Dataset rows
— begin —

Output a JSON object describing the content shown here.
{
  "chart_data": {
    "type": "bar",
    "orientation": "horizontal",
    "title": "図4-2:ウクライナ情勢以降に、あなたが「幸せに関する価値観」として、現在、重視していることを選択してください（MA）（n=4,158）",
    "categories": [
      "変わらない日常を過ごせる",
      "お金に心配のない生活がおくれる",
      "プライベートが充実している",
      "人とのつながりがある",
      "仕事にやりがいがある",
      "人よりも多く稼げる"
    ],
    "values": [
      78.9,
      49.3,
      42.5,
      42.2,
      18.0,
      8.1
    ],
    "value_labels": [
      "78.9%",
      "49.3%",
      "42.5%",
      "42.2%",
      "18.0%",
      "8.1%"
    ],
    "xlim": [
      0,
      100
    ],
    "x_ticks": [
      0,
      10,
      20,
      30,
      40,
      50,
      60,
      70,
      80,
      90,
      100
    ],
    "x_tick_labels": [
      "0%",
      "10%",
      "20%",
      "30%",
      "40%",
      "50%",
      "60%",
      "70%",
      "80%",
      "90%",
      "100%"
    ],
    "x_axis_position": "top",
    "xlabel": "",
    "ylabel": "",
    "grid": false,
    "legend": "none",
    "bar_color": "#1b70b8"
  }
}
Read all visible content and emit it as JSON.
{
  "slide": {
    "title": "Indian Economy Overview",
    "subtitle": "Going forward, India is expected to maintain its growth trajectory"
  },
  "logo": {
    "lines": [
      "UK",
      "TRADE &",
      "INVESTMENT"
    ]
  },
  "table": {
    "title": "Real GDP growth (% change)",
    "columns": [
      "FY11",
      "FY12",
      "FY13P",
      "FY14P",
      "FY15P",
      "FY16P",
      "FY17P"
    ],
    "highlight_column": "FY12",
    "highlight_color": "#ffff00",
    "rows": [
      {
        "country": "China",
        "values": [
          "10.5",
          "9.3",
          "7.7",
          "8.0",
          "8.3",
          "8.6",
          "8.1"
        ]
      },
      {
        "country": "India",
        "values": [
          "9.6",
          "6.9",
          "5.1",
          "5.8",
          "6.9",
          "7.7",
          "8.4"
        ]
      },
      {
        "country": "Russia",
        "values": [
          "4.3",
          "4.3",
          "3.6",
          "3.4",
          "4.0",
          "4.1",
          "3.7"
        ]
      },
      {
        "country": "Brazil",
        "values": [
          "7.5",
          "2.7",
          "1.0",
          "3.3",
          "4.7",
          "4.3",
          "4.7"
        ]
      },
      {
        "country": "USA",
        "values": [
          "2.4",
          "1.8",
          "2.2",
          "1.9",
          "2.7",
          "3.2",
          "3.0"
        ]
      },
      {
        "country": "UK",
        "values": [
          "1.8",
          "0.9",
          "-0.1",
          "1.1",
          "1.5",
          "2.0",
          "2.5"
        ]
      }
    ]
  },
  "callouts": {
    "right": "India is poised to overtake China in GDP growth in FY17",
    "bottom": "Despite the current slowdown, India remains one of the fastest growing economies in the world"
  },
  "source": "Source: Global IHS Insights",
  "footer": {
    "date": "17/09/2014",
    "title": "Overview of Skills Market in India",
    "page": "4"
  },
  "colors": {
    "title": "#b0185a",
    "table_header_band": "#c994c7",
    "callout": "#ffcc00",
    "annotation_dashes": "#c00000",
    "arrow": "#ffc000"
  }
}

— end —

→ **Goal of the exercise**
Give all the records again. Match them exactly.

→ **Result of the exercise**
Output a JSON object describing the content shown here.
{
  "chart_data": {
    "type": "bar",
    "orientation": "horizontal",
    "title": "図4-2:ウクライナ情勢以降に、あなたが「幸せに関する価値観」として、現在、重視していることを選択してください（MA）（n=4,158）",
    "categories": [
      "変わらない日常を過ごせる",
      "お金に心配のない生活がおくれる",
      "プライベートが充実している",
      "人とのつながりがある",
      "仕事にやりがいがある",
      "人よりも多く稼げる"
    ],
    "values": [
      78.9,
      49.3,
      42.5,
      42.2,
      18.0,
      8.1
    ],
    "value_labels": [
      "78.9%",
      "49.3%",
      "42.5%",
      "42.2%",
      "18.0%",
      "8.1%"
    ],
    "xlim": [
      0,
      100
    ],
    "x_ticks": [
      0,
      10,
      20,
      30,
      40,
      50,
      60,
      70,
      80,
      90,
      100
    ],
    "x_tick_labels": [
      "0%",
      "10%",
      "20%",
      "30%",
      "40%",
      "50%",
      "60%",
      "70%",
      "80%",
      "90%",
      "100%"
    ],
    "x_axis_position": "top",
    "xlabel": "",
    "ylabel": "",
    "grid": false,
    "legend": "none",
    "bar_color": "#1b70b8"
  }
}
Read all visible content and emit it as JSON.
{
  "slide": {
    "title": "Indian Economy Overview",
    "subtitle": "Going forward, India is expected to maintain its growth trajectory"
  },
  "logo": {
    "lines": [
      "UK",
      "TRADE &",
      "INVESTMENT"
    ]
  },
  "table": {
    "title": "Real GDP growth (% change)",
    "columns": [
      "FY11",
      "FY12",
      "FY13P",
      "FY14P",
      "FY15P",
      "FY16P",
      "FY17P"
    ],
    "highlight_column": "FY12",
    "highlight_color": "#ffff00",
    "rows": [
      {
        "country": "China",
        "values": [
          "10.5",
          "9.3",
          "7.7",
          "8.0",
          "8.3",
          "8.6",
          "8.1"
        ]
      },
      {
        "country": "India",
        "values": [
          "9.6",
          "6.9",
          "5.1",
          "5.8",
          "6.9",
          "7.7",
          "8.4"
        ]
      },
      {
        "country": "Russia",
        "values": [
          "4.3",
          "4.3",
          "3.6",
          "3.4",
          "4.0",
          "4.1",
          "3.7"
        ]
      },
      {
        "country": "Brazil",
        "values": [
          "7.5",
          "2.7",
          "1.0",
          "3.3",
          "4.7",
          "4.3",
          "4.7"
        ]
      },
      {
        "country": "USA",
        "values": [
          "2.4",
          "1.8",
          "2.2",
          "1.9",
          "2.7",
          "3.2",
          "3.0"
        ]
      },
      {
        "country": "UK",
        "values": [
          "1.8",
          "0.9",
          "-0.1",
          "1.1",
          "1.5",
          "2.0",
          "2.5"
        ]
      }
    ]
  },
  "callouts": {
    "right": "India is poised to overtake China in GDP growth in FY17",
    "bottom": "Despite the current slowdown, India remains one of the fastest growing economies in the world"
  },
  "source": "Source: Global IHS Insights",
  "footer": {
    "date": "17/09/2014",
    "title": "Overview of Skills Market in India",
    "page": "4"
  },
  "colors": {
    "title": "#b0185a",
    "table_header_band": "#c994c7",
    "callout": "#ffcc00",
    "annotation_dashes": "#c00000",
    "arrow": "#ffc000"
  }
}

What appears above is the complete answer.